# start of Records provided

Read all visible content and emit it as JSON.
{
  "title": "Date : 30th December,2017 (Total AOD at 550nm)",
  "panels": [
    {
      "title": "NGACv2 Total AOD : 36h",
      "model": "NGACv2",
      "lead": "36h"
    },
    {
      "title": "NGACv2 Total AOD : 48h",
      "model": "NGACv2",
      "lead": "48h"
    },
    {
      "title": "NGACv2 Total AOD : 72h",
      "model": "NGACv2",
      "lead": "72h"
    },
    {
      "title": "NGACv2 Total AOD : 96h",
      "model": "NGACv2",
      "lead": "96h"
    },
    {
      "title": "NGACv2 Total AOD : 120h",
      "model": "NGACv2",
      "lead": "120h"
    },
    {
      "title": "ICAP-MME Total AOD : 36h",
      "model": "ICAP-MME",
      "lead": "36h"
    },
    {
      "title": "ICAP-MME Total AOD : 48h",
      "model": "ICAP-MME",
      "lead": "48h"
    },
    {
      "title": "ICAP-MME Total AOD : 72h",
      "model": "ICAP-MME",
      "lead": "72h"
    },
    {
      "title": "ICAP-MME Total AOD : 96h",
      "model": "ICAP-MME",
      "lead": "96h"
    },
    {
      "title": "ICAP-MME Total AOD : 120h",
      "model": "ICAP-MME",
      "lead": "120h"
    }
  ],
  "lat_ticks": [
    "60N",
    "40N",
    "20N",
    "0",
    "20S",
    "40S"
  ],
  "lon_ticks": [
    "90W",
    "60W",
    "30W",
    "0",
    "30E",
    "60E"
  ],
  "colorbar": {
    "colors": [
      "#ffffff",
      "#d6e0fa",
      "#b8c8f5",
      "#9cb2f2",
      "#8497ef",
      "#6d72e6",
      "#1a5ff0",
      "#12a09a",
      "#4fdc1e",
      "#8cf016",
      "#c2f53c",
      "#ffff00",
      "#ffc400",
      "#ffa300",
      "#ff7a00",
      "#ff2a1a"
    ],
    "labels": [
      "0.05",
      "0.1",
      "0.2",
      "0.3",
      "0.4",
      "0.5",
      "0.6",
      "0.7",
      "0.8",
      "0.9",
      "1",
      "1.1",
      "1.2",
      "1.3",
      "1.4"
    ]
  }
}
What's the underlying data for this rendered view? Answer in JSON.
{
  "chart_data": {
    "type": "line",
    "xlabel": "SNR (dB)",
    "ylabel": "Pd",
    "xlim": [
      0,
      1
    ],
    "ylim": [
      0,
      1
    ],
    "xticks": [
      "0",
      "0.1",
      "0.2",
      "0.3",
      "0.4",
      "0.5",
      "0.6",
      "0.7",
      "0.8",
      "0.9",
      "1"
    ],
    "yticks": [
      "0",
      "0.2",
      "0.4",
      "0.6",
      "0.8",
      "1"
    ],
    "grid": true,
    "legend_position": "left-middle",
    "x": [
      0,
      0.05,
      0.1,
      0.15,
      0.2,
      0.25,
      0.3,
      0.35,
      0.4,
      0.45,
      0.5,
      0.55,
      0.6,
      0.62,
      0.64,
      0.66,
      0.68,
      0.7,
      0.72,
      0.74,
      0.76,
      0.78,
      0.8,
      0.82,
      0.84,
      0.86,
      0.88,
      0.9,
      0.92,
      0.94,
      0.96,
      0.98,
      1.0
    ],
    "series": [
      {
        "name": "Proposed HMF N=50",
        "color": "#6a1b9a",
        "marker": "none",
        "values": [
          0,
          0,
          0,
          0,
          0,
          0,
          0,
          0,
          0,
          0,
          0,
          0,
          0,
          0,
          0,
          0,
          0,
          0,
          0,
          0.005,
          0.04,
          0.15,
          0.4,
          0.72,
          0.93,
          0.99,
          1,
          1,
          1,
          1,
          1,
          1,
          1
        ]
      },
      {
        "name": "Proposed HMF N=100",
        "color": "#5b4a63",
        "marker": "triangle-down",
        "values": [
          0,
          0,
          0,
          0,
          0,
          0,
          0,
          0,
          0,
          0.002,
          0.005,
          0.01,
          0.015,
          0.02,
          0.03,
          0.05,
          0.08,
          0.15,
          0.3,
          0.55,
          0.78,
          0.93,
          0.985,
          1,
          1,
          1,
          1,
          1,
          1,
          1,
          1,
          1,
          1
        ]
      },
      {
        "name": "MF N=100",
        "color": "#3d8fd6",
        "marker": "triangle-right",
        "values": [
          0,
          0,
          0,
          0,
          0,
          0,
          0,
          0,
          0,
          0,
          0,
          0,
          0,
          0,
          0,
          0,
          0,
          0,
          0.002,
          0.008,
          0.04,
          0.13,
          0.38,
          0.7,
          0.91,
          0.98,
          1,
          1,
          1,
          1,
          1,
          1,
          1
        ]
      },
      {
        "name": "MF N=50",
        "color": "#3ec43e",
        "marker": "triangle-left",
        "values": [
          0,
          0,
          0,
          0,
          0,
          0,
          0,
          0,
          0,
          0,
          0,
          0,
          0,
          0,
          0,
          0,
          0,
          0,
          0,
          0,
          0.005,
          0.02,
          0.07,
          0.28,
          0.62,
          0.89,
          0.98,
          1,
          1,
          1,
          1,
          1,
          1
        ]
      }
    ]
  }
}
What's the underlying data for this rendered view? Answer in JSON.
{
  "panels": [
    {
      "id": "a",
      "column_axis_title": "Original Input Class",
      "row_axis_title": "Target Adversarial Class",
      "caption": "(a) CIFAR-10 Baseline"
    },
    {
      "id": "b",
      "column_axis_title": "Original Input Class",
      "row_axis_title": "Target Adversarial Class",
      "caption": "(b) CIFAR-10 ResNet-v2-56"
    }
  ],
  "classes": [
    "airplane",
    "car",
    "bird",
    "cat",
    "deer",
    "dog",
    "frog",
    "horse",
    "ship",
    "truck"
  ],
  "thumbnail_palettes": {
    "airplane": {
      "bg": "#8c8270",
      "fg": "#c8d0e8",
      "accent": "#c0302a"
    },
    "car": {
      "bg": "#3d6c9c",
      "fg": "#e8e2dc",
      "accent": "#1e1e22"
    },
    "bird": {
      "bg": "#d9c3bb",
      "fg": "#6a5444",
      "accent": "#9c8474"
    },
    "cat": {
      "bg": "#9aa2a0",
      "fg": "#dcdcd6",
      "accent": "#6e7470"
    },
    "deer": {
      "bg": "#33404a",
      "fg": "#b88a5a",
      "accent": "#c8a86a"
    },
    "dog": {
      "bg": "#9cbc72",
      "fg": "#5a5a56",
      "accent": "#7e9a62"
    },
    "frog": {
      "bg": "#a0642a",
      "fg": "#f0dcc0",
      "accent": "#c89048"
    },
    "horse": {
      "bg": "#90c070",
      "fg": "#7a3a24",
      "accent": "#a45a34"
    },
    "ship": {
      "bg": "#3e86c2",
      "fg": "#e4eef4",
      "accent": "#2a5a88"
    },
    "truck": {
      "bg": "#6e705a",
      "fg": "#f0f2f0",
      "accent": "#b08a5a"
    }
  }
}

# end of Records provided

> _Problem_:
Please restate the data word for word, every record included.

> _Answer to the exercise_:
Read all visible content and emit it as JSON.
{
  "title": "Date : 30th December,2017 (Total AOD at 550nm)",
  "panels": [
    {
      "title": "NGACv2 Total AOD : 36h",
      "model": "NGACv2",
      "lead": "36h"
    },
    {
      "title": "NGACv2 Total AOD : 48h",
      "model": "NGACv2",
      "lead": "48h"
    },
    {
      "title": "NGACv2 Total AOD : 72h",
      "model": "NGACv2",
      "lead": "72h"
    },
    {
      "title": "NGACv2 Total AOD : 96h",
      "model": "NGACv2",
      "lead": "96h"
    },
    {
      "title": "NGACv2 Total AOD : 120h",
      "model": "NGACv2",
      "lead": "120h"
    },
    {
      "title": "ICAP-MME Total AOD : 36h",
      "model": "ICAP-MME",
      "lead": "36h"
    },
    {
      "title": "ICAP-MME Total AOD : 48h",
      "model": "ICAP-MME",
      "lead": "48h"
    },
    {
      "title": "ICAP-MME Total AOD : 72h",
      "model": "ICAP-MME",
      "lead": "72h"
    },
    {
      "title": "ICAP-MME Total AOD : 96h",
      "model": "ICAP-MME",
      "lead": "96h"
    },
    {
      "title": "ICAP-MME Total AOD : 120h",
      "model": "ICAP-MME",
      "lead": "120h"
    }
  ],
  "lat_ticks": [
    "60N",
    "40N",
    "20N",
    "0",
    "20S",
    "40S"
  ],
  "lon_ticks": [
    "90W",
    "60W",
    "30W",
    "0",
    "30E",
    "60E"
  ],
  "colorbar": {
    "colors": [
      "#ffffff",
      "#d6e0fa",
      "#b8c8f5",
      "#9cb2f2",
      "#8497ef",
      "#6d72e6",
      "#1a5ff0",
      "#12a09a",
      "#4fdc1e",
      "#8cf016",
      "#c2f53c",
      "#ffff00",
      "#ffc400",
      "#ffa300",
      "#ff7a00",
      "#ff2a1a"
    ],
    "labels": [
      "0.05",
      "0.1",
      "0.2",
      "0.3",
      "0.4",
      "0.5",
      "0.6",
      "0.7",
      "0.8",
      "0.9",
      "1",
      "1.1",
      "1.2",
      "1.3",
      "1.4"
    ]
  }
}
What's the underlying data for this rendered view? Answer in JSON.
{
  "chart_data": {
    "type": "line",
    "xlabel": "SNR (dB)",
    "ylabel": "Pd",
    "xlim": [
      0,
      1
    ],
    "ylim": [
      0,
      1
    ],
    "xticks": [
      "0",
      "0.1",
      "0.2",
      "0.3",
      "0.4",
      "0.5",
      "0.6",
      "0.7",
      "0.8",
      "0.9",
      "1"
    ],
    "yticks": [
      "0",
      "0.2",
      "0.4",
      "0.6",
      "0.8",
      "1"
    ],
    "grid": true,
    "legend_position": "left-middle",
    "x": [
      0,
      0.05,
      0.1,
      0.15,
      0.2,
      0.25,
      0.3,
      0.35,
      0.4,
      0.45,
      0.5,
      0.55,
      0.6,
      0.62,
      0.64,
      0.66,
      0.68,
      0.7,
      0.72,
      0.74,
      0.76,
      0.78,
      0.8,
      0.82,
      0.84,
      0.86,
      0.88,
      0.9,
      0.92,
      0.94,
      0.96,
      0.98,
      1.0
    ],
    "series": [
      {
        "name": "Proposed HMF N=50",
        "color": "#6a1b9a",
        "marker": "none",
        "values": [
          0,
          0,
          0,
          0,
          0,
          0,
          0,
          0,
          0,
          0,
          0,
          0,
          0,
          0,
          0,
          0,
          0,
          0,
          0,
          0.005,
          0.04,
          0.15,
          0.4,
          0.72,
          0.93,
          0.99,
          1,
          1,
          1,
          1,
          1,
          1,
          1
        ]
      },
      {
        "name": "Proposed HMF N=100",
        "color": "#5b4a63",
        "marker": "triangle-down",
        "values": [
          0,
          0,
          0,
          0,
          0,
          0,
          0,
          0,
          0,
          0.002,
          0.005,
          0.01,
          0.015,
          0.02,
          0.03,
          0.05,
          0.08,
          0.15,
          0.3,
          0.55,
          0.78,
          0.93,
          0.985,
          1,
          1,
          1,
          1,
          1,
          1,
          1,
          1,
          1,
          1
        ]
      },
      {
        "name": "MF N=100",
        "color": "#3d8fd6",
        "marker": "triangle-right",
        "values": [
          0,
          0,
          0,
          0,
          0,
          0,
          0,
          0,
          0,
          0,
          0,
          0,
          0,
          0,
          0,
          0,
          0,
          0,
          0.002,
          0.008,
          0.04,
          0.13,
          0.38,
          0.7,
          0.91,
          0.98,
          1,
          1,
          1,
          1,
          1,
          1,
          1
        ]
      },
      {
        "name": "MF N=50",
        "color": "#3ec43e",
        "marker": "triangle-left",
        "values": [
          0,
          0,
          0,
          0,
          0,
          0,
          0,
          0,
          0,
          0,
          0,
          0,
          0,
          0,
          0,
          0,
          0,
          0,
          0,
          0,
          0.005,
          0.02,
          0.07,
          0.28,
          0.62,
          0.89,
          0.98,
          1,
          1,
          1,
          1,
          1,
          1
        ]
      }
    ]
  }
}
What's the underlying data for this rendered view? Answer in JSON.
{
  "panels": [
    {
      "id": "a",
      "column_axis_title": "Original Input Class",
      "row_axis_title": "Target Adversarial Class",
      "caption": "(a) CIFAR-10 Baseline"
    },
    {
      "id": "b",
      "column_axis_title": "Original Input Class",
      "row_axis_title": "Target Adversarial Class",
      "caption": "(b) CIFAR-10 ResNet-v2-56"
    }
  ],
  "classes": [
    "airplane",
    "car",
    "bird",
    "cat",
    "deer",
    "dog",
    "frog",
    "horse",
    "ship",
    "truck"
  ],
  "thumbnail_palettes": {
    "airplane": {
      "bg": "#8c8270",
      "fg": "#c8d0e8",
      "accent": "#c0302a"
    },
    "car": {
      "bg": "#3d6c9c",
      "fg": "#e8e2dc",
      "accent": "#1e1e22"
    },
    "bird": {
      "bg": "#d9c3bb",
      "fg": "#6a5444",
      "accent": "#9c8474"
    },
    "cat": {
      "bg": "#9aa2a0",
      "fg": "#dcdcd6",
      "accent": "#6e7470"
    },
    "deer": {
      "bg": "#33404a",
      "fg": "#b88a5a",
      "accent": "#c8a86a"
    },
    "dog": {
      "bg": "#9cbc72",
      "fg": "#5a5a56",
      "accent": "#7e9a62"
    },
    "frog": {
      "bg": "#a0642a",
      "fg": "#f0dcc0",
      "accent": "#c89048"
    },
    "horse": {
      "bg": "#90c070",
      "fg": "#7a3a24",
      "accent": "#a45a34"
    },
    "ship": {
      "bg": "#3e86c2",
      "fg": "#e4eef4",
      "accent": "#2a5a88"
    },
    "truck": {
      "bg": "#6e705a",
      "fg": "#f0f2f0",
      "accent": "#b08a5a"
    }
  }
}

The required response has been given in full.